╭──

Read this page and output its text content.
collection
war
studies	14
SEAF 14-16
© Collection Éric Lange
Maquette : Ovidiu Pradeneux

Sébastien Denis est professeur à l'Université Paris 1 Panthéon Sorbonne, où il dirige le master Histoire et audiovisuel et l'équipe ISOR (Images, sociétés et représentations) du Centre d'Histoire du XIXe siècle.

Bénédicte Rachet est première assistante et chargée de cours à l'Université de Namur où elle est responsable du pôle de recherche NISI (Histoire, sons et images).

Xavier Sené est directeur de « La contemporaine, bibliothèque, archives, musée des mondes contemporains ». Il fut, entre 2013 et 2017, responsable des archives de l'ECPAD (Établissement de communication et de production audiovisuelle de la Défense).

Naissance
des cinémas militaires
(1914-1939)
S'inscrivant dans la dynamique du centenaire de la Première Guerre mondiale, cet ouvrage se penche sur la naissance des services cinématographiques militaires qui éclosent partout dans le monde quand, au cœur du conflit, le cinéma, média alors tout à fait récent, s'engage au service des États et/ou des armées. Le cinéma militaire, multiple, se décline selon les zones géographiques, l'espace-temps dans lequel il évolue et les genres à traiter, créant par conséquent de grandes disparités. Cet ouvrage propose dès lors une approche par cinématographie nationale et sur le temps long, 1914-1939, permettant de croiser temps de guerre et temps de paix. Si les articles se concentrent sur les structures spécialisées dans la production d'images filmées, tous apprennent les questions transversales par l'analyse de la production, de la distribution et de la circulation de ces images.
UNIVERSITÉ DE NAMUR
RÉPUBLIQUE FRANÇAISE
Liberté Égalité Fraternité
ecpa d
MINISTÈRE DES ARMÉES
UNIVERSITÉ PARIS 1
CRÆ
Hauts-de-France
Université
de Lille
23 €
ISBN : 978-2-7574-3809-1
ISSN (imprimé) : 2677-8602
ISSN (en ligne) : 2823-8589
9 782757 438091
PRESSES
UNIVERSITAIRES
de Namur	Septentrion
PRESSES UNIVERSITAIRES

╰──

- [WORK TO BE COMPLETED]: Output the entries exactly.

- [EXERCISE OUTPUT]:
Read this page and output its text content.
collection
war
studies	14
SEAF 14-16
© Collection Éric Lange
Maquette : Ovidiu Pradeneux

Sébastien Denis est professeur à l'Université Paris 1 Panthéon Sorbonne, où il dirige le master Histoire et audiovisuel et l'équipe ISOR (Images, sociétés et représentations) du Centre d'Histoire du XIXe siècle.

Bénédicte Rachet est première assistante et chargée de cours à l'Université de Namur où elle est responsable du pôle de recherche NISI (Histoire, sons et images).

Xavier Sené est directeur de « La contemporaine, bibliothèque, archives, musée des mondes contemporains ». Il fut, entre 2013 et 2017, responsable des archives de l'ECPAD (Établissement de communication et de production audiovisuelle de la Défense).

Naissance
des cinémas militaires
(1914-1939)
S'inscrivant dans la dynamique du centenaire de la Première Guerre mondiale, cet ouvrage se penche sur la naissance des services cinématographiques militaires qui éclosent partout dans le monde quand, au cœur du conflit, le cinéma, média alors tout à fait récent, s'engage au service des États et/ou des armées. Le cinéma militaire, multiple, se décline selon les zones géographiques, l'espace-temps dans lequel il évolue et les genres à traiter, créant par conséquent de grandes disparités. Cet ouvrage propose dès lors une approche par cinématographie nationale et sur le temps long, 1914-1939, permettant de croiser temps de guerre et temps de paix. Si les articles se concentrent sur les structures spécialisées dans la production d'images filmées, tous apprennent les questions transversales par l'analyse de la production, de la distribution et de la circulation de ces images.
UNIVERSITÉ DE NAMUR
RÉPUBLIQUE FRANÇAISE
Liberté Égalité Fraternité
ecpa d
MINISTÈRE DES ARMÉES
UNIVERSITÉ PARIS 1
CRÆ
Hauts-de-France
Université
de Lille
23 €
ISBN : 978-2-7574-3809-1
ISSN (imprimé) : 2677-8602
ISSN (en ligne) : 2823-8589
9 782757 438091
PRESSES
UNIVERSITAIRES
de Namur	Septentrion
PRESSES UNIVERSITAIRES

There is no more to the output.